Repeat all of the material below exactly as written, images excluded.

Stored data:
=-=-=

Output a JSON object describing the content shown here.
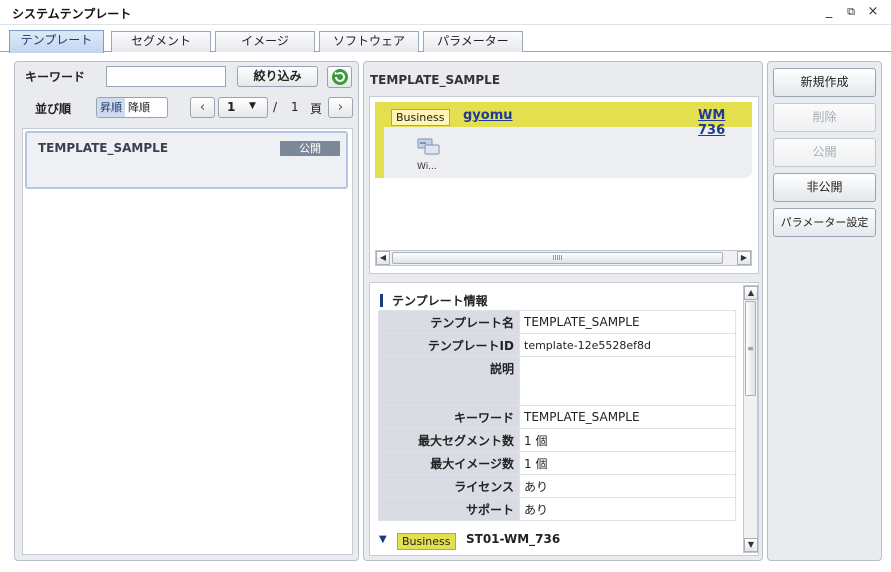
{
  "window": {
    "title": "システムテンプレート",
    "minimize": "_",
    "restore": "⧉",
    "close": "×"
  },
  "tabs": [
    {
      "label": "テンプレート",
      "active": true
    },
    {
      "label": "セグメント",
      "active": false
    },
    {
      "label": "イメージ",
      "active": false
    },
    {
      "label": "ソフトウェア",
      "active": false
    },
    {
      "label": "パラメーター",
      "active": false
    }
  ],
  "left": {
    "keyword_label": "キーワード",
    "keyword_value": "",
    "filter_button": "絞り込み",
    "sort_label": "並び順",
    "sort_asc": "昇順",
    "sort_desc": "降順",
    "page_current": "1",
    "page_sep": "/",
    "page_total": "1",
    "page_unit": "頁",
    "items": [
      {
        "name": "TEMPLATE_SAMPLE",
        "status": "公開"
      }
    ]
  },
  "center": {
    "title": "TEMPLATE_SAMPLE",
    "segment": {
      "tag": "Business",
      "name": "gyomu",
      "link": "WM 736",
      "image_caption": "Wi..."
    },
    "info_heading": "テンプレート情報",
    "rows": [
      {
        "k": "テンプレート名",
        "v": "TEMPLATE_SAMPLE"
      },
      {
        "k": "テンプレートID",
        "v": "template-12e5528ef8d"
      },
      {
        "k": "説明",
        "v": ""
      },
      {
        "k": "キーワード",
        "v": "TEMPLATE_SAMPLE"
      },
      {
        "k": "最大セグメント数",
        "v": "1 個"
      },
      {
        "k": "最大イメージ数",
        "v": "1 個"
      },
      {
        "k": "ライセンス",
        "v": "あり"
      },
      {
        "k": "サポート",
        "v": "あり"
      }
    ],
    "segment_section": {
      "tag": "Business",
      "name": "ST01-WM_736"
    }
  },
  "actions": {
    "new": "新規作成",
    "delete": "削除",
    "publish": "公開",
    "unpublish": "非公開",
    "params": "パラメーター設定"
  },
  "colors": {
    "accent": "#1d3a9b",
    "segment_bar": "#e4df4e",
    "badge_bg": "#fff6b3",
    "published_badge": "#7c8797"
  }
}
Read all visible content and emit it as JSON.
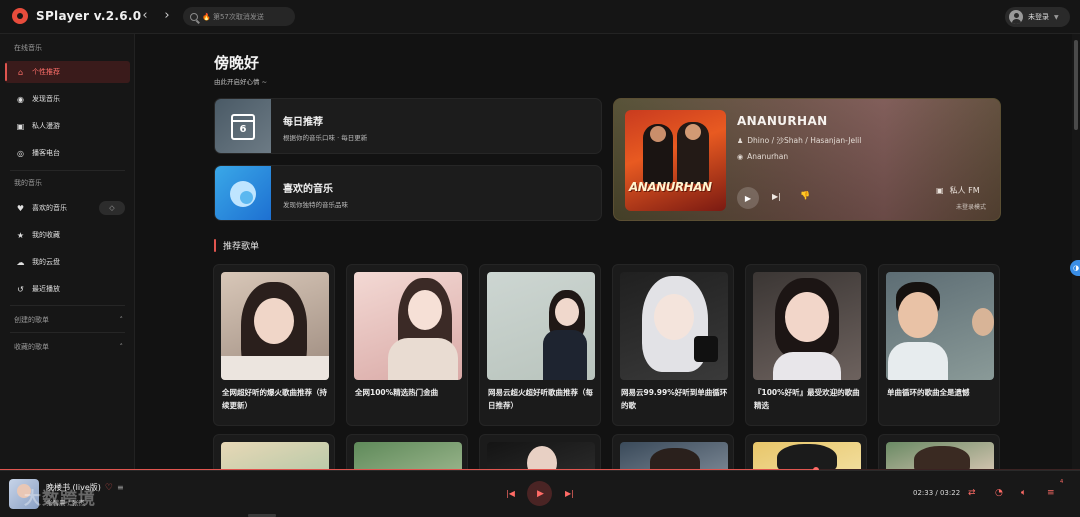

=-=-=

• [Task output]:
Output a JSON object describing the content shown here.
{
  "window": {
    "title": "システムテンプレート",
    "minimize": "_",
    "restore": "⧉",
    "close": "×"
  },
  "tabs": [
    {
      "label": "テンプレート",
      "active": true
    },
    {
      "label": "セグメント",
      "active": false
    },
    {
      "label": "イメージ",
      "active": false
    },
    {
      "label": "ソフトウェア",
      "active": false
    },
    {
      "label": "パラメーター",
      "active": false
    }
  ],
  "left": {
    "keyword_label": "キーワード",
    "keyword_value": "",
    "filter_button": "絞り込み",
    "sort_label": "並び順",
    "sort_asc": "昇順",
    "sort_desc": "降順",
    "page_current": "1",
    "page_sep": "/",
    "page_total": "1",
    "page_unit": "頁",
    "items": [
      {
        "name": "TEMPLATE_SAMPLE",
        "status": "公開"
      }
    ]
  },
  "center": {
    "title": "TEMPLATE_SAMPLE",
    "segment": {
      "tag": "Business",
      "name": "gyomu",
      "link": "WM 736",
      "image_caption": "Wi..."
    },
    "info_heading": "テンプレート情報",
    "rows": [
      {
        "k": "テンプレート名",
        "v": "TEMPLATE_SAMPLE"
      },
      {
        "k": "テンプレートID",
        "v": "template-12e5528ef8d"
      },
      {
        "k": "説明",
        "v": ""
      },
      {
        "k": "キーワード",
        "v": "TEMPLATE_SAMPLE"
      },
      {
        "k": "最大セグメント数",
        "v": "1 個"
      },
      {
        "k": "最大イメージ数",
        "v": "1 個"
      },
      {
        "k": "ライセンス",
        "v": "あり"
      },
      {
        "k": "サポート",
        "v": "あり"
      }
    ],
    "segment_section": {
      "tag": "Business",
      "name": "ST01-WM_736"
    }
  },
  "actions": {
    "new": "新規作成",
    "delete": "削除",
    "publish": "公開",
    "unpublish": "非公開",
    "params": "パラメーター設定"
  },
  "colors": {
    "accent": "#1d3a9b",
    "segment_bar": "#e4df4e",
    "badge_bg": "#fff6b3",
    "published_badge": "#7c8797"
  }
}
Read all visible content and emit it as JSON.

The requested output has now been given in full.